--- Start ---

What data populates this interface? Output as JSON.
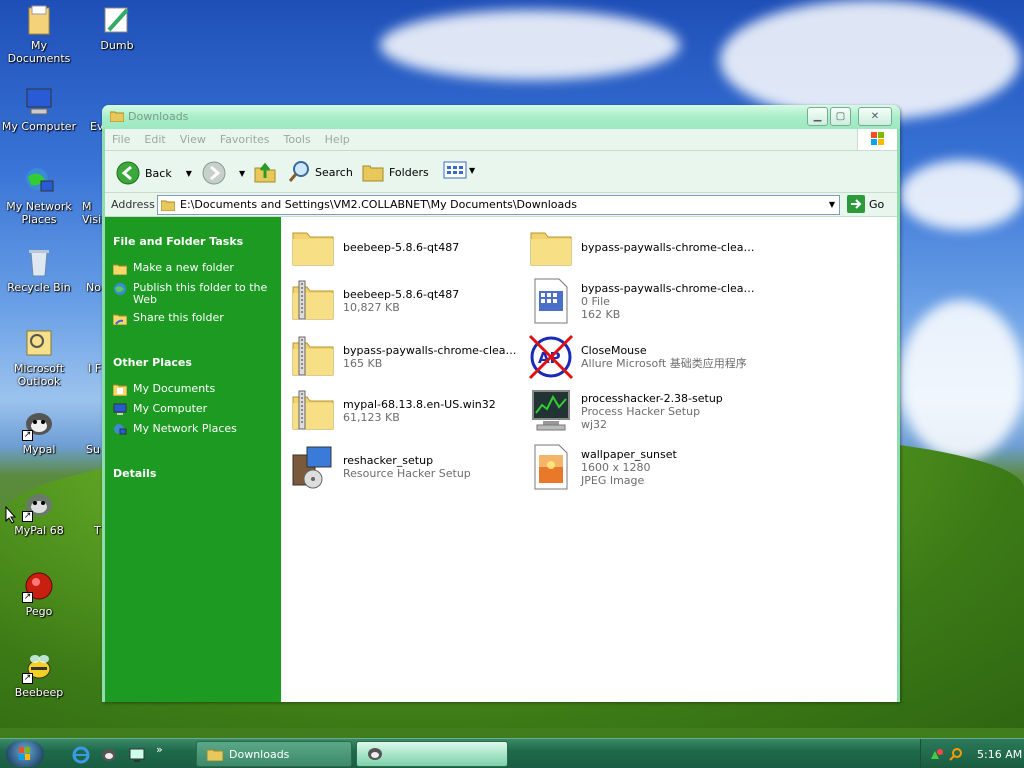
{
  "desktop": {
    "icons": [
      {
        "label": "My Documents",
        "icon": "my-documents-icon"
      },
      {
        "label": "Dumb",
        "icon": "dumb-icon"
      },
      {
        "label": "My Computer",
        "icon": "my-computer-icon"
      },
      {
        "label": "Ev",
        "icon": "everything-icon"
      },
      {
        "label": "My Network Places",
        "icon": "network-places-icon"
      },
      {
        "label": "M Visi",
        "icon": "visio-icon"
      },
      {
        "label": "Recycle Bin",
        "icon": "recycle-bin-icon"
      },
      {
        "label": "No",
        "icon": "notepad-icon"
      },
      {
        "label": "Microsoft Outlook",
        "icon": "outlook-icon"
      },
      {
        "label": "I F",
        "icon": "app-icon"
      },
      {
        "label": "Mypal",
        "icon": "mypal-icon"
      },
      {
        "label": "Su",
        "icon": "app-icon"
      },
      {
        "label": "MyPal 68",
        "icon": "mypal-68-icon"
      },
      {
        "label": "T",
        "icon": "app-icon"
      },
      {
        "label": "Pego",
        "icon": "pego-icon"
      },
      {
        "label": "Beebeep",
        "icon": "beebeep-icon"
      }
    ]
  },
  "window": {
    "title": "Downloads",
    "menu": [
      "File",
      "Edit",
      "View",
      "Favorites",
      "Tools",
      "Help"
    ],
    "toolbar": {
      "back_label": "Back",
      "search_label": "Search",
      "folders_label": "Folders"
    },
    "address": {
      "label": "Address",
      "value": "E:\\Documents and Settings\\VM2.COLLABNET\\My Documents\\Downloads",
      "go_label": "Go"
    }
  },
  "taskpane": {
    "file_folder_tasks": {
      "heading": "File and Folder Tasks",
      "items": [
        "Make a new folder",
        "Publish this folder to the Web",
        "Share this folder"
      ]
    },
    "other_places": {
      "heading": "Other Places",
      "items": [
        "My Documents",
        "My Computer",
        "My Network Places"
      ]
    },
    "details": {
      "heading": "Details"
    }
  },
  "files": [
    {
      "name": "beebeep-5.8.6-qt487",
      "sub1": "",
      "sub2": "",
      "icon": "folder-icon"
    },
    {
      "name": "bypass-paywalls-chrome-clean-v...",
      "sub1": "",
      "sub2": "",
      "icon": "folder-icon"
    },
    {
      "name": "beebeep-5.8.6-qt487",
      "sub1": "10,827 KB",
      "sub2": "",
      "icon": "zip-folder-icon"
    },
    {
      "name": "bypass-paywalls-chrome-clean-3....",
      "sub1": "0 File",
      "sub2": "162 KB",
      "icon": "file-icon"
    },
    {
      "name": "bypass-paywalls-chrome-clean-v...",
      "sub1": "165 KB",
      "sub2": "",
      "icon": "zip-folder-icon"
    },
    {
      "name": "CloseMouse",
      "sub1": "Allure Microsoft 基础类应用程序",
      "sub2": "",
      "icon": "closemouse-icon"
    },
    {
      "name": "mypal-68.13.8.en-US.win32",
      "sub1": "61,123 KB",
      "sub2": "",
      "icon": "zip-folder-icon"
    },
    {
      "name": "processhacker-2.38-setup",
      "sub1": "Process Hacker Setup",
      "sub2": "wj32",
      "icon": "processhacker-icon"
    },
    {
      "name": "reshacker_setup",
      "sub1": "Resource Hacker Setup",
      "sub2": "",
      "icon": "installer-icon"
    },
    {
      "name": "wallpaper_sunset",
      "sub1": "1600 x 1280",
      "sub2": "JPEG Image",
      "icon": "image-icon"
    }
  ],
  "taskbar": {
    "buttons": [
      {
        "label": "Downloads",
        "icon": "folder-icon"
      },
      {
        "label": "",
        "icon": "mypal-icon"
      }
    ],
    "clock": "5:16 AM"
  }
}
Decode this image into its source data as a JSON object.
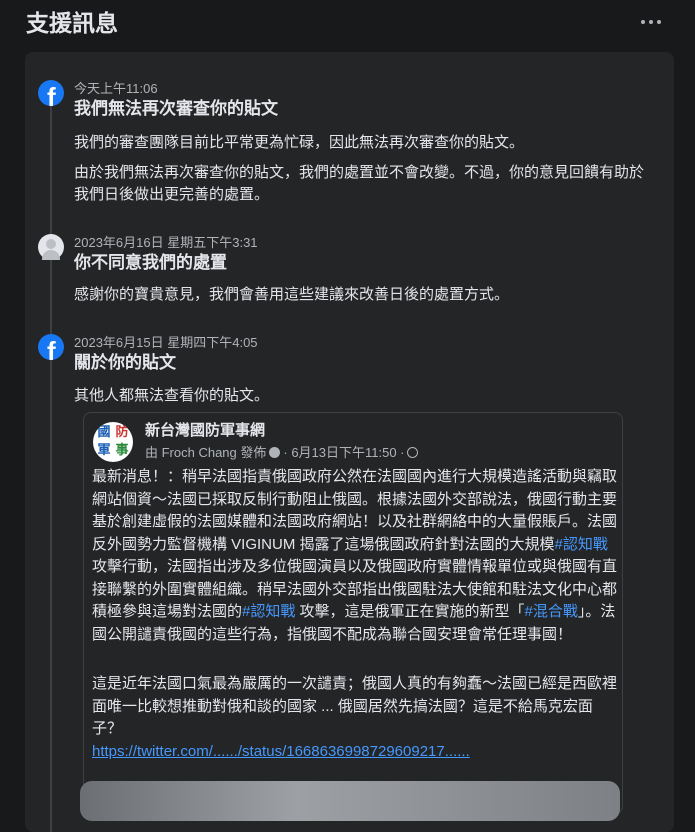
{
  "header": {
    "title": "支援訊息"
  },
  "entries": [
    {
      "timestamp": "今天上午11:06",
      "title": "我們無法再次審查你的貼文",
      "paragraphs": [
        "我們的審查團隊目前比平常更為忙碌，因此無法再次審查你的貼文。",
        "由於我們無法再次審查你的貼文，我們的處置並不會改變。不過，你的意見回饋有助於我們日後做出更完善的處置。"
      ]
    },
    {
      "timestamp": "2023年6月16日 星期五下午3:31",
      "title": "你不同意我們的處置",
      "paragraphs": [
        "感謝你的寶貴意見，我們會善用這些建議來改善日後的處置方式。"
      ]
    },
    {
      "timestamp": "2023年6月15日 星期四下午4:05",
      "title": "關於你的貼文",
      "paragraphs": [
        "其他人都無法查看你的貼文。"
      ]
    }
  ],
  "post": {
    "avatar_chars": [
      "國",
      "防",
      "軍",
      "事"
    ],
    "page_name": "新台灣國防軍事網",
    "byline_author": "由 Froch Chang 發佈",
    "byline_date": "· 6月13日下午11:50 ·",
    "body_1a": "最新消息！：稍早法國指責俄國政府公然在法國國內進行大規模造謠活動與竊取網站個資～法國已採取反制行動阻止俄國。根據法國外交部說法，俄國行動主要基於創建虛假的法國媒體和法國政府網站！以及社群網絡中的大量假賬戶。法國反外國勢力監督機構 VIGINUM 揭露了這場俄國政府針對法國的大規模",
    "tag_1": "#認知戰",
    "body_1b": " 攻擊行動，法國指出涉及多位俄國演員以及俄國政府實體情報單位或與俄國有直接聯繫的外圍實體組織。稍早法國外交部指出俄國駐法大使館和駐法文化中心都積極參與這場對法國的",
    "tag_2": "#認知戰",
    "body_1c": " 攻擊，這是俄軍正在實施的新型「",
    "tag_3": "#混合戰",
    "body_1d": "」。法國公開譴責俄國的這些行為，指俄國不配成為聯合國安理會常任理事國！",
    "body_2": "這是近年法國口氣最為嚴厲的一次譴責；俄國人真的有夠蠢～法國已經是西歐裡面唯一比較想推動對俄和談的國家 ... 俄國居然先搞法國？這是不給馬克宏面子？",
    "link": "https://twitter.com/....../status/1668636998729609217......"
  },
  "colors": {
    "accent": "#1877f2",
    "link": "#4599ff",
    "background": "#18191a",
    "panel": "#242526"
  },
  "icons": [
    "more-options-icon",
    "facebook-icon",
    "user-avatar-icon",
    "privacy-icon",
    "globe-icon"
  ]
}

--- End ---

--- Objective ---
Copy all of the entries verbatim, leaving out any pictures they contain.

--- Solved exercise ---
What data populates this interface? Output as JSON.
{
  "desktop": {
    "icons": [
      {
        "label": "My Documents",
        "icon": "my-documents-icon"
      },
      {
        "label": "Dumb",
        "icon": "dumb-icon"
      },
      {
        "label": "My Computer",
        "icon": "my-computer-icon"
      },
      {
        "label": "Ev",
        "icon": "everything-icon"
      },
      {
        "label": "My Network Places",
        "icon": "network-places-icon"
      },
      {
        "label": "M Visi",
        "icon": "visio-icon"
      },
      {
        "label": "Recycle Bin",
        "icon": "recycle-bin-icon"
      },
      {
        "label": "No",
        "icon": "notepad-icon"
      },
      {
        "label": "Microsoft Outlook",
        "icon": "outlook-icon"
      },
      {
        "label": "I F",
        "icon": "app-icon"
      },
      {
        "label": "Mypal",
        "icon": "mypal-icon"
      },
      {
        "label": "Su",
        "icon": "app-icon"
      },
      {
        "label": "MyPal 68",
        "icon": "mypal-68-icon"
      },
      {
        "label": "T",
        "icon": "app-icon"
      },
      {
        "label": "Pego",
        "icon": "pego-icon"
      },
      {
        "label": "Beebeep",
        "icon": "beebeep-icon"
      }
    ]
  },
  "window": {
    "title": "Downloads",
    "menu": [
      "File",
      "Edit",
      "View",
      "Favorites",
      "Tools",
      "Help"
    ],
    "toolbar": {
      "back_label": "Back",
      "search_label": "Search",
      "folders_label": "Folders"
    },
    "address": {
      "label": "Address",
      "value": "E:\\Documents and Settings\\VM2.COLLABNET\\My Documents\\Downloads",
      "go_label": "Go"
    }
  },
  "taskpane": {
    "file_folder_tasks": {
      "heading": "File and Folder Tasks",
      "items": [
        "Make a new folder",
        "Publish this folder to the Web",
        "Share this folder"
      ]
    },
    "other_places": {
      "heading": "Other Places",
      "items": [
        "My Documents",
        "My Computer",
        "My Network Places"
      ]
    },
    "details": {
      "heading": "Details"
    }
  },
  "files": [
    {
      "name": "beebeep-5.8.6-qt487",
      "sub1": "",
      "sub2": "",
      "icon": "folder-icon"
    },
    {
      "name": "bypass-paywalls-chrome-clean-v...",
      "sub1": "",
      "sub2": "",
      "icon": "folder-icon"
    },
    {
      "name": "beebeep-5.8.6-qt487",
      "sub1": "10,827 KB",
      "sub2": "",
      "icon": "zip-folder-icon"
    },
    {
      "name": "bypass-paywalls-chrome-clean-3....",
      "sub1": "0 File",
      "sub2": "162 KB",
      "icon": "file-icon"
    },
    {
      "name": "bypass-paywalls-chrome-clean-v...",
      "sub1": "165 KB",
      "sub2": "",
      "icon": "zip-folder-icon"
    },
    {
      "name": "CloseMouse",
      "sub1": "Allure Microsoft 基础类应用程序",
      "sub2": "",
      "icon": "closemouse-icon"
    },
    {
      "name": "mypal-68.13.8.en-US.win32",
      "sub1": "61,123 KB",
      "sub2": "",
      "icon": "zip-folder-icon"
    },
    {
      "name": "processhacker-2.38-setup",
      "sub1": "Process Hacker Setup",
      "sub2": "wj32",
      "icon": "processhacker-icon"
    },
    {
      "name": "reshacker_setup",
      "sub1": "Resource Hacker Setup",
      "sub2": "",
      "icon": "installer-icon"
    },
    {
      "name": "wallpaper_sunset",
      "sub1": "1600 x 1280",
      "sub2": "JPEG Image",
      "icon": "image-icon"
    }
  ],
  "taskbar": {
    "buttons": [
      {
        "label": "Downloads",
        "icon": "folder-icon"
      },
      {
        "label": "",
        "icon": "mypal-icon"
      }
    ],
    "clock": "5:16 AM"
  }
}
Decode this image into its source data as a JSON object.
{
  "header": {
    "title": "支援訊息"
  },
  "entries": [
    {
      "timestamp": "今天上午11:06",
      "title": "我們無法再次審查你的貼文",
      "paragraphs": [
        "我們的審查團隊目前比平常更為忙碌，因此無法再次審查你的貼文。",
        "由於我們無法再次審查你的貼文，我們的處置並不會改變。不過，你的意見回饋有助於我們日後做出更完善的處置。"
      ]
    },
    {
      "timestamp": "2023年6月16日 星期五下午3:31",
      "title": "你不同意我們的處置",
      "paragraphs": [
        "感謝你的寶貴意見，我們會善用這些建議來改善日後的處置方式。"
      ]
    },
    {
      "timestamp": "2023年6月15日 星期四下午4:05",
      "title": "關於你的貼文",
      "paragraphs": [
        "其他人都無法查看你的貼文。"
      ]
    }
  ],
  "post": {
    "avatar_chars": [
      "國",
      "防",
      "軍",
      "事"
    ],
    "page_name": "新台灣國防軍事網",
    "byline_author": "由 Froch Chang 發佈",
    "byline_date": "· 6月13日下午11:50 ·",
    "body_1a": "最新消息！：稍早法國指責俄國政府公然在法國國內進行大規模造謠活動與竊取網站個資～法國已採取反制行動阻止俄國。根據法國外交部說法，俄國行動主要基於創建虛假的法國媒體和法國政府網站！以及社群網絡中的大量假賬戶。法國反外國勢力監督機構 VIGINUM 揭露了這場俄國政府針對法國的大規模",
    "tag_1": "#認知戰",
    "body_1b": " 攻擊行動，法國指出涉及多位俄國演員以及俄國政府實體情報單位或與俄國有直接聯繫的外圍實體組織。稍早法國外交部指出俄國駐法大使館和駐法文化中心都積極參與這場對法國的",
    "tag_2": "#認知戰",
    "body_1c": " 攻擊，這是俄軍正在實施的新型「",
    "tag_3": "#混合戰",
    "body_1d": "」。法國公開譴責俄國的這些行為，指俄國不配成為聯合國安理會常任理事國！",
    "body_2": "這是近年法國口氣最為嚴厲的一次譴責；俄國人真的有夠蠢～法國已經是西歐裡面唯一比較想推動對俄和談的國家 ... 俄國居然先搞法國？這是不給馬克宏面子？",
    "link": "https://twitter.com/....../status/1668636998729609217......"
  },
  "colors": {
    "accent": "#1877f2",
    "link": "#4599ff",
    "background": "#18191a",
    "panel": "#242526"
  },
  "icons": [
    "more-options-icon",
    "facebook-icon",
    "user-avatar-icon",
    "privacy-icon",
    "globe-icon"
  ]
}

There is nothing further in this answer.